What this task involves: Repeat every entry, word for word, leaving no line out.

*** Provided data ***

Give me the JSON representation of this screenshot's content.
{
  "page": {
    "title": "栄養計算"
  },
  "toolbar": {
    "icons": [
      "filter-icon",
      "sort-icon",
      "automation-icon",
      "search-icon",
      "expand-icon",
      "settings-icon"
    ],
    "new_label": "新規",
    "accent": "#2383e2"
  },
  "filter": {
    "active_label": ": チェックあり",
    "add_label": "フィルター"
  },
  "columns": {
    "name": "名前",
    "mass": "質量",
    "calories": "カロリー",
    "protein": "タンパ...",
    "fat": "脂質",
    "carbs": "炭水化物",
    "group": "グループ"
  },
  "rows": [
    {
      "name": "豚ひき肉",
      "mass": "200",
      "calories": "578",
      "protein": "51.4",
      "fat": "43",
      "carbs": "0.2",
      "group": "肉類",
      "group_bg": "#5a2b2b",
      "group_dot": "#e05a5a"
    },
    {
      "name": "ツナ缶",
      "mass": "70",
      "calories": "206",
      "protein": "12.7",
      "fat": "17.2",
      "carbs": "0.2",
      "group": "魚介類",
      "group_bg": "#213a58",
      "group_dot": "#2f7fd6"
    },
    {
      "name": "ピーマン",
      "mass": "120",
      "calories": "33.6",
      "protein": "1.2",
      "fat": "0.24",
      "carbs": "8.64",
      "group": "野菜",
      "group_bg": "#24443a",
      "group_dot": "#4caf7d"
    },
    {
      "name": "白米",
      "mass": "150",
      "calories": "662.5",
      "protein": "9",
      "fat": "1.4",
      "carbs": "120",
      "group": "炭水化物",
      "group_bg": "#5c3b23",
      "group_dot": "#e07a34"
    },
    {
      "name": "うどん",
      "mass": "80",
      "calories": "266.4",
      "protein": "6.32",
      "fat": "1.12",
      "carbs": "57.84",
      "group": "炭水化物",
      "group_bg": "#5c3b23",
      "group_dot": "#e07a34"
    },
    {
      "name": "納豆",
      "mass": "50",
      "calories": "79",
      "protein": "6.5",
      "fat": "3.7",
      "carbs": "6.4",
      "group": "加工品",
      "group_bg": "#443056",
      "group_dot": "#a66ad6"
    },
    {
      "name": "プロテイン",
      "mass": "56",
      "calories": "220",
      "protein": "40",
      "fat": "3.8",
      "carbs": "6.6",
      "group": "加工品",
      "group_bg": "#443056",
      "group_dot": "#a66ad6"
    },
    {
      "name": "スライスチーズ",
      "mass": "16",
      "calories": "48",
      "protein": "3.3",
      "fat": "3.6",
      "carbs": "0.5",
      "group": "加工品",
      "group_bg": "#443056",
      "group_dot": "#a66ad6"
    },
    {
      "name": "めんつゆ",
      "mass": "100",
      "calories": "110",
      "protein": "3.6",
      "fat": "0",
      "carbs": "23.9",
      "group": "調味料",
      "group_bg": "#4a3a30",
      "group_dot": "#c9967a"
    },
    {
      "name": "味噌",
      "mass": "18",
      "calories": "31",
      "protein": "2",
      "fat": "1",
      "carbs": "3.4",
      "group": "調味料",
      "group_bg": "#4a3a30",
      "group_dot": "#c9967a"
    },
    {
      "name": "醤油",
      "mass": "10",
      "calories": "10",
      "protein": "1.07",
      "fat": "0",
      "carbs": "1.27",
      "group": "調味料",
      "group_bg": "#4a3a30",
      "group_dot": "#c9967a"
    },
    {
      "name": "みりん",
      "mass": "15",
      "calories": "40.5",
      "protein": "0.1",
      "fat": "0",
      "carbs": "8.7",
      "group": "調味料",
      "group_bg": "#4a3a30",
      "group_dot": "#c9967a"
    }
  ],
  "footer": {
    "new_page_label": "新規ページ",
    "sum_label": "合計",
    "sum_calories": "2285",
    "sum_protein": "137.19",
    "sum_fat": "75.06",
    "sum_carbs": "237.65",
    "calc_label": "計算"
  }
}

*** End of Provided data ***

Answer section:
Give me the JSON representation of this screenshot's content.
{
  "page": {
    "title": "栄養計算"
  },
  "toolbar": {
    "icons": [
      "filter-icon",
      "sort-icon",
      "automation-icon",
      "search-icon",
      "expand-icon",
      "settings-icon"
    ],
    "new_label": "新規",
    "accent": "#2383e2"
  },
  "filter": {
    "active_label": ": チェックあり",
    "add_label": "フィルター"
  },
  "columns": {
    "name": "名前",
    "mass": "質量",
    "calories": "カロリー",
    "protein": "タンパ...",
    "fat": "脂質",
    "carbs": "炭水化物",
    "group": "グループ"
  },
  "rows": [
    {
      "name": "豚ひき肉",
      "mass": "200",
      "calories": "578",
      "protein": "51.4",
      "fat": "43",
      "carbs": "0.2",
      "group": "肉類",
      "group_bg": "#5a2b2b",
      "group_dot": "#e05a5a"
    },
    {
      "name": "ツナ缶",
      "mass": "70",
      "calories": "206",
      "protein": "12.7",
      "fat": "17.2",
      "carbs": "0.2",
      "group": "魚介類",
      "group_bg": "#213a58",
      "group_dot": "#2f7fd6"
    },
    {
      "name": "ピーマン",
      "mass": "120",
      "calories": "33.6",
      "protein": "1.2",
      "fat": "0.24",
      "carbs": "8.64",
      "group": "野菜",
      "group_bg": "#24443a",
      "group_dot": "#4caf7d"
    },
    {
      "name": "白米",
      "mass": "150",
      "calories": "662.5",
      "protein": "9",
      "fat": "1.4",
      "carbs": "120",
      "group": "炭水化物",
      "group_bg": "#5c3b23",
      "group_dot": "#e07a34"
    },
    {
      "name": "うどん",
      "mass": "80",
      "calories": "266.4",
      "protein": "6.32",
      "fat": "1.12",
      "carbs": "57.84",
      "group": "炭水化物",
      "group_bg": "#5c3b23",
      "group_dot": "#e07a34"
    },
    {
      "name": "納豆",
      "mass": "50",
      "calories": "79",
      "protein": "6.5",
      "fat": "3.7",
      "carbs": "6.4",
      "group": "加工品",
      "group_bg": "#443056",
      "group_dot": "#a66ad6"
    },
    {
      "name": "プロテイン",
      "mass": "56",
      "calories": "220",
      "protein": "40",
      "fat": "3.8",
      "carbs": "6.6",
      "group": "加工品",
      "group_bg": "#443056",
      "group_dot": "#a66ad6"
    },
    {
      "name": "スライスチーズ",
      "mass": "16",
      "calories": "48",
      "protein": "3.3",
      "fat": "3.6",
      "carbs": "0.5",
      "group": "加工品",
      "group_bg": "#443056",
      "group_dot": "#a66ad6"
    },
    {
      "name": "めんつゆ",
      "mass": "100",
      "calories": "110",
      "protein": "3.6",
      "fat": "0",
      "carbs": "23.9",
      "group": "調味料",
      "group_bg": "#4a3a30",
      "group_dot": "#c9967a"
    },
    {
      "name": "味噌",
      "mass": "18",
      "calories": "31",
      "protein": "2",
      "fat": "1",
      "carbs": "3.4",
      "group": "調味料",
      "group_bg": "#4a3a30",
      "group_dot": "#c9967a"
    },
    {
      "name": "醤油",
      "mass": "10",
      "calories": "10",
      "protein": "1.07",
      "fat": "0",
      "carbs": "1.27",
      "group": "調味料",
      "group_bg": "#4a3a30",
      "group_dot": "#c9967a"
    },
    {
      "name": "みりん",
      "mass": "15",
      "calories": "40.5",
      "protein": "0.1",
      "fat": "0",
      "carbs": "8.7",
      "group": "調味料",
      "group_bg": "#4a3a30",
      "group_dot": "#c9967a"
    }
  ],
  "footer": {
    "new_page_label": "新規ページ",
    "sum_label": "合計",
    "sum_calories": "2285",
    "sum_protein": "137.19",
    "sum_fat": "75.06",
    "sum_carbs": "237.65",
    "calc_label": "計算"
  }
}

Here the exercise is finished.